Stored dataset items
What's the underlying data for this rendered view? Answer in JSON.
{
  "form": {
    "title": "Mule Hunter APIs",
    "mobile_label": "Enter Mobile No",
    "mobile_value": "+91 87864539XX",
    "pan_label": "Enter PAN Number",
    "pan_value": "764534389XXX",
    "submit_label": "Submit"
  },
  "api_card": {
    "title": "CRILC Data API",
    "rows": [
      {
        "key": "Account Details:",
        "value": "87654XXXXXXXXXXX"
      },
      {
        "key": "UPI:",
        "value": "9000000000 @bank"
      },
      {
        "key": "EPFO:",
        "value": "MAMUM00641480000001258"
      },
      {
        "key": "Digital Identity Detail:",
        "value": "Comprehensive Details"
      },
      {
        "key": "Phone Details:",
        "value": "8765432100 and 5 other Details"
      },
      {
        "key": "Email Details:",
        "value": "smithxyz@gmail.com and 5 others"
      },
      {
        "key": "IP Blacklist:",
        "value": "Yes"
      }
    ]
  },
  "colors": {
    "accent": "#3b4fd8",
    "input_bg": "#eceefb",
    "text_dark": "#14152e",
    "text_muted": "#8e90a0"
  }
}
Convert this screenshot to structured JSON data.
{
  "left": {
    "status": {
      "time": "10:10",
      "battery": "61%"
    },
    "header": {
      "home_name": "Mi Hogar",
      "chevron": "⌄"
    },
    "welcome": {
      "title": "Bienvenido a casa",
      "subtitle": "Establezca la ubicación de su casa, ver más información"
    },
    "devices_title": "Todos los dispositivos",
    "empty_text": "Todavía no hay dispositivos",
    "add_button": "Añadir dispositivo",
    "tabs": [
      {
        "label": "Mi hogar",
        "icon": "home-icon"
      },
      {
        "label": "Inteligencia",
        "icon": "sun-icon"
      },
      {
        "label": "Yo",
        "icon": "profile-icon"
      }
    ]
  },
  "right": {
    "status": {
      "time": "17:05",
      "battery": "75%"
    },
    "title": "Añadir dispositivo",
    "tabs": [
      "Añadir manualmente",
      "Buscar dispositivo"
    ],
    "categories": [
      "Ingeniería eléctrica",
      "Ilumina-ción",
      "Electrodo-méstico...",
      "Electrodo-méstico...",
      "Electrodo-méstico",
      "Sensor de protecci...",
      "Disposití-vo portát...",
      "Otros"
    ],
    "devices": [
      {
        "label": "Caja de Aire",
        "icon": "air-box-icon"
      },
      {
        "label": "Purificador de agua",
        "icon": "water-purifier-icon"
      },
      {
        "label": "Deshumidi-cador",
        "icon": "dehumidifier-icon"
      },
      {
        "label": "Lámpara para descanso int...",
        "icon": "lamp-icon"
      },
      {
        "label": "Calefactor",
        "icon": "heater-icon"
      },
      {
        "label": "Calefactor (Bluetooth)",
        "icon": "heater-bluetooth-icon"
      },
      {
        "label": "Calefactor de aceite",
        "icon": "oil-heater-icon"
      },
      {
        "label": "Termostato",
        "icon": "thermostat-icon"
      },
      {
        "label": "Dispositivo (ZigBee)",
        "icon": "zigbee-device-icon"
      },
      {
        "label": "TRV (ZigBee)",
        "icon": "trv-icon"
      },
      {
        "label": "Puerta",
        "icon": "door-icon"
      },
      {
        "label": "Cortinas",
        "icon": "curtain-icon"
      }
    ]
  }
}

The exercise:
From the material above, count the lines that include "heater" and give only the total.

Reply to the exercise:
3